* START Dataset content *
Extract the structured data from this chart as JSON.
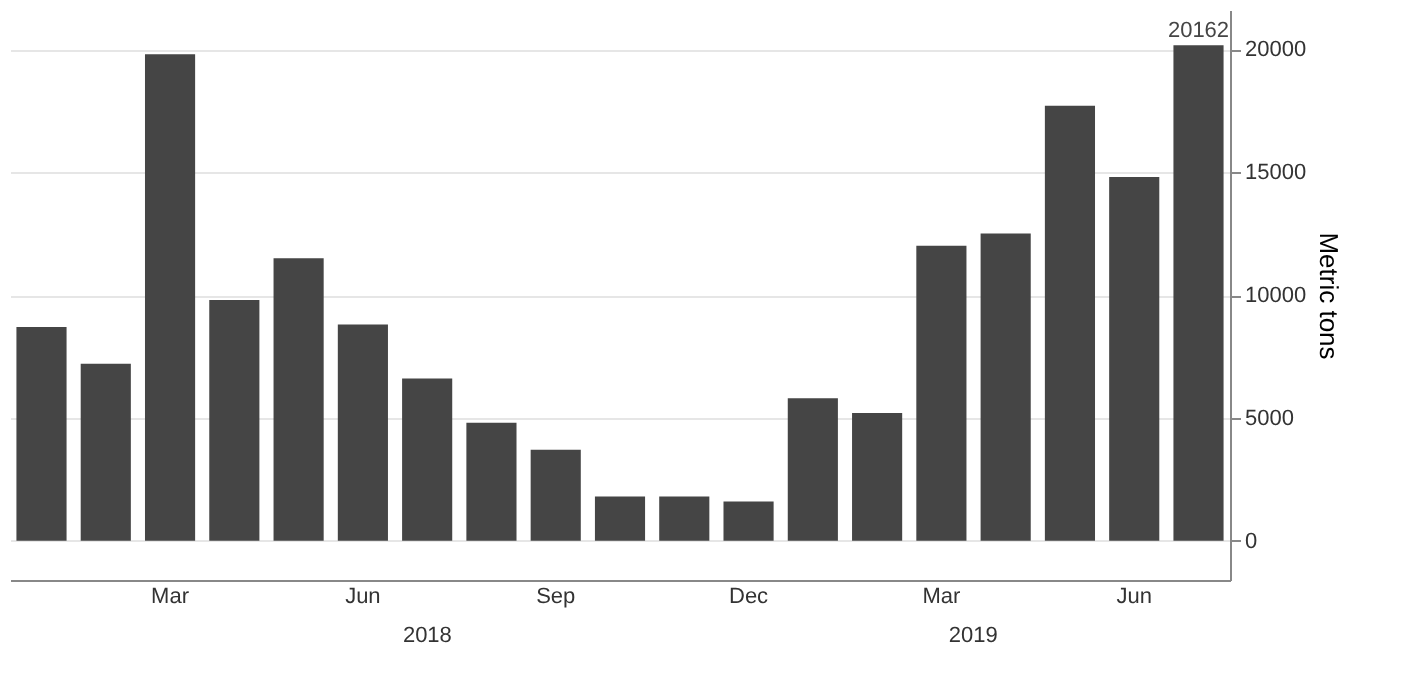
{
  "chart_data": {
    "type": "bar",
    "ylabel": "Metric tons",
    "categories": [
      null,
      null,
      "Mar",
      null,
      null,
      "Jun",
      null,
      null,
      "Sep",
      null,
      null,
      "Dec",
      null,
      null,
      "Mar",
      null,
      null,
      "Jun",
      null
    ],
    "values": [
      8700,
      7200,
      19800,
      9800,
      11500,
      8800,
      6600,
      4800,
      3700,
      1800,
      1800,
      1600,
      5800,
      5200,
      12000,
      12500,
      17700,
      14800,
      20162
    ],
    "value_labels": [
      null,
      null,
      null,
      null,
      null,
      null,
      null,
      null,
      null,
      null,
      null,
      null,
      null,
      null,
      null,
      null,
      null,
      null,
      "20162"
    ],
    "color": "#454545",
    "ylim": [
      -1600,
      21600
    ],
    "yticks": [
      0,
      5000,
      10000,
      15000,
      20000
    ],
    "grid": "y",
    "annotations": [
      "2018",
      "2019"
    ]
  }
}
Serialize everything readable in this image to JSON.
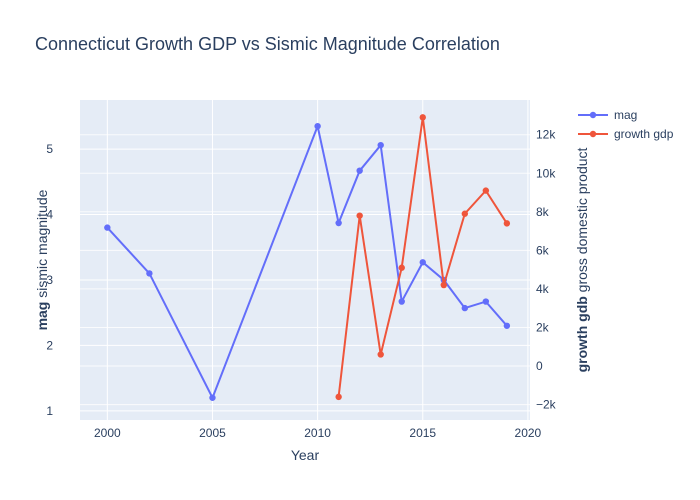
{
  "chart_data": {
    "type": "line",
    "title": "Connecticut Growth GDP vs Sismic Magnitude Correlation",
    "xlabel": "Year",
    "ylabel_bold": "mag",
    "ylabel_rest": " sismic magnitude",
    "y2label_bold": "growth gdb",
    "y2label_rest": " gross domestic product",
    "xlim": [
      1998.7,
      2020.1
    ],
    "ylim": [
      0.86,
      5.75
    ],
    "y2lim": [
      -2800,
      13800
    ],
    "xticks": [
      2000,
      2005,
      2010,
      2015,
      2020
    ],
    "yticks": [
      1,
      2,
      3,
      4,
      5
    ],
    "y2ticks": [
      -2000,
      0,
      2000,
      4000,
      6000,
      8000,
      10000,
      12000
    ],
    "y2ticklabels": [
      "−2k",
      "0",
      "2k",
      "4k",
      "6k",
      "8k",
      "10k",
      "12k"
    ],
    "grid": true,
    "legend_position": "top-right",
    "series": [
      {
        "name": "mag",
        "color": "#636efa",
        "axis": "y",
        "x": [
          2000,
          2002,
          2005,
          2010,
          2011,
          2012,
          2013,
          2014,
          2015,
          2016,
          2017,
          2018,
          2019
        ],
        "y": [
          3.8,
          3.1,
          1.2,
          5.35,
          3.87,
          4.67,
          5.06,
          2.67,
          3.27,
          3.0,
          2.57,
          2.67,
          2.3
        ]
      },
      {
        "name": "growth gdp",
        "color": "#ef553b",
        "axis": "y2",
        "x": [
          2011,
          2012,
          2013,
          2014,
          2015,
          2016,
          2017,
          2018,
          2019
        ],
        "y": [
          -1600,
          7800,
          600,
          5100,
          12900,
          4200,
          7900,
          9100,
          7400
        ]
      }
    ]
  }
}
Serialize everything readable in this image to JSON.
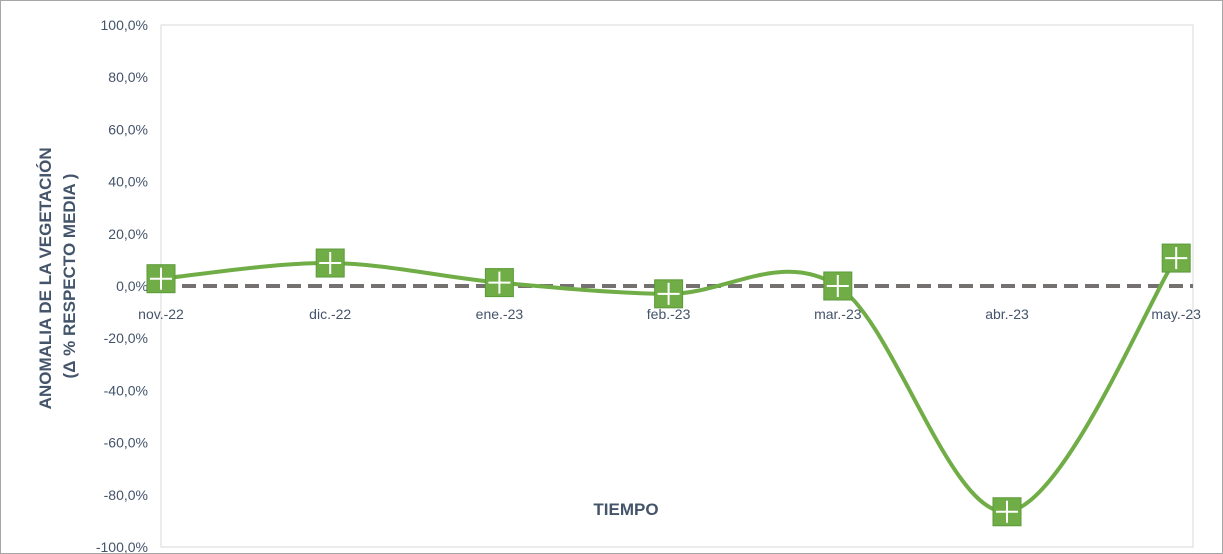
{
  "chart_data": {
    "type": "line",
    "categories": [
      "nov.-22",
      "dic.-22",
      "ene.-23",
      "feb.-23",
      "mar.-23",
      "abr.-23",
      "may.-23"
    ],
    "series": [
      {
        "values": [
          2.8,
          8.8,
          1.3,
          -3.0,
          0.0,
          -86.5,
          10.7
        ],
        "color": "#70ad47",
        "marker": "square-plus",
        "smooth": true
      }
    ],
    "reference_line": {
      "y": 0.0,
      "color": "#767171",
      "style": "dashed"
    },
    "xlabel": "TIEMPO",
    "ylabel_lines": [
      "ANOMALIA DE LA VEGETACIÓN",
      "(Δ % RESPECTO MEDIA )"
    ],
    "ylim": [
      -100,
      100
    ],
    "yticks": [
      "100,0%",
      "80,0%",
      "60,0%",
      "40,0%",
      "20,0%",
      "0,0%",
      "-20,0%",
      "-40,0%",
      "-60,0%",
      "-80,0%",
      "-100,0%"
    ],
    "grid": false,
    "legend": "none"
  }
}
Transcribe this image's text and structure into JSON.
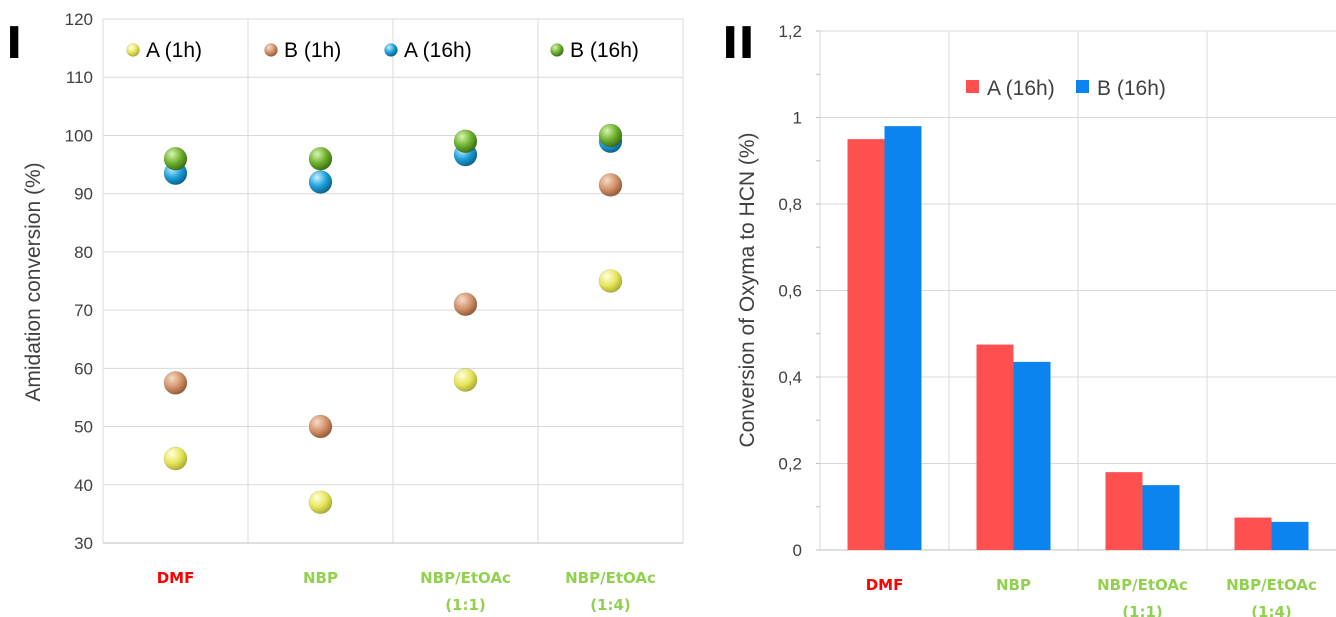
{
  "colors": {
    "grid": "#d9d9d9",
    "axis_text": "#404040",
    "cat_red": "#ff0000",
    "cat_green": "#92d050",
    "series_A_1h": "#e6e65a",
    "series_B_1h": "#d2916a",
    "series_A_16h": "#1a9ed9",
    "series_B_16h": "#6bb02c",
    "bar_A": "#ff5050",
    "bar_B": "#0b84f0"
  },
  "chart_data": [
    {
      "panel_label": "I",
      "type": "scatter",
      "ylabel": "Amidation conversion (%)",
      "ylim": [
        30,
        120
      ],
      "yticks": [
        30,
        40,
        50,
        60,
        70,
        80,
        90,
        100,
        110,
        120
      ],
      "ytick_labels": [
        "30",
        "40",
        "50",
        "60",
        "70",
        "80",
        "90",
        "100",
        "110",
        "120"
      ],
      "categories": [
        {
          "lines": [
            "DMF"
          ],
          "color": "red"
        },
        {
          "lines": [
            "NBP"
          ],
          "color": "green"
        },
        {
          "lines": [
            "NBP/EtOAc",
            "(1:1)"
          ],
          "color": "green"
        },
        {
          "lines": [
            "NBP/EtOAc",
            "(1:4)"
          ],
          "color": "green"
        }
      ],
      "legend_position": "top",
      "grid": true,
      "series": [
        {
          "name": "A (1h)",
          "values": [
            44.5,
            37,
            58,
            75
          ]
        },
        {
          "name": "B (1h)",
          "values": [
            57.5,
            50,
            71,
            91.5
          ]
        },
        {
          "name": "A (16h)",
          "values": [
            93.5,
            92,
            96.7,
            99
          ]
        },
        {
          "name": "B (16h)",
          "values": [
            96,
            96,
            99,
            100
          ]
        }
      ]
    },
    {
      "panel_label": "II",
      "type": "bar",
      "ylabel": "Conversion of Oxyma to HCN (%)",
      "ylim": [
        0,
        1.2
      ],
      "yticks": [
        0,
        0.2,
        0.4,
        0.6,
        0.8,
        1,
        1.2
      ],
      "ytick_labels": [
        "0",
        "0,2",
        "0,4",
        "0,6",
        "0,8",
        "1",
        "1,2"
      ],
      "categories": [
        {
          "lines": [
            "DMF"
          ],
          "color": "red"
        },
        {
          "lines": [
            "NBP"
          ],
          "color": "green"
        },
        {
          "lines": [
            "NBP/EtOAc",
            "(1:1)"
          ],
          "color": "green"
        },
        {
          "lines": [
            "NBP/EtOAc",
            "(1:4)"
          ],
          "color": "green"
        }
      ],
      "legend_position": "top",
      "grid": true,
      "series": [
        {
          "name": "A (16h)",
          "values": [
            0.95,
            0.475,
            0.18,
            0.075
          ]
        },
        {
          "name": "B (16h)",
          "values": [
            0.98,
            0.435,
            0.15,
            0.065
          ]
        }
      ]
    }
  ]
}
* END Dataset content *
▶ [Stated problem]
How many lines of the listing above include the word "true"? Reply with the number alone.

▶ [Problem solution]
4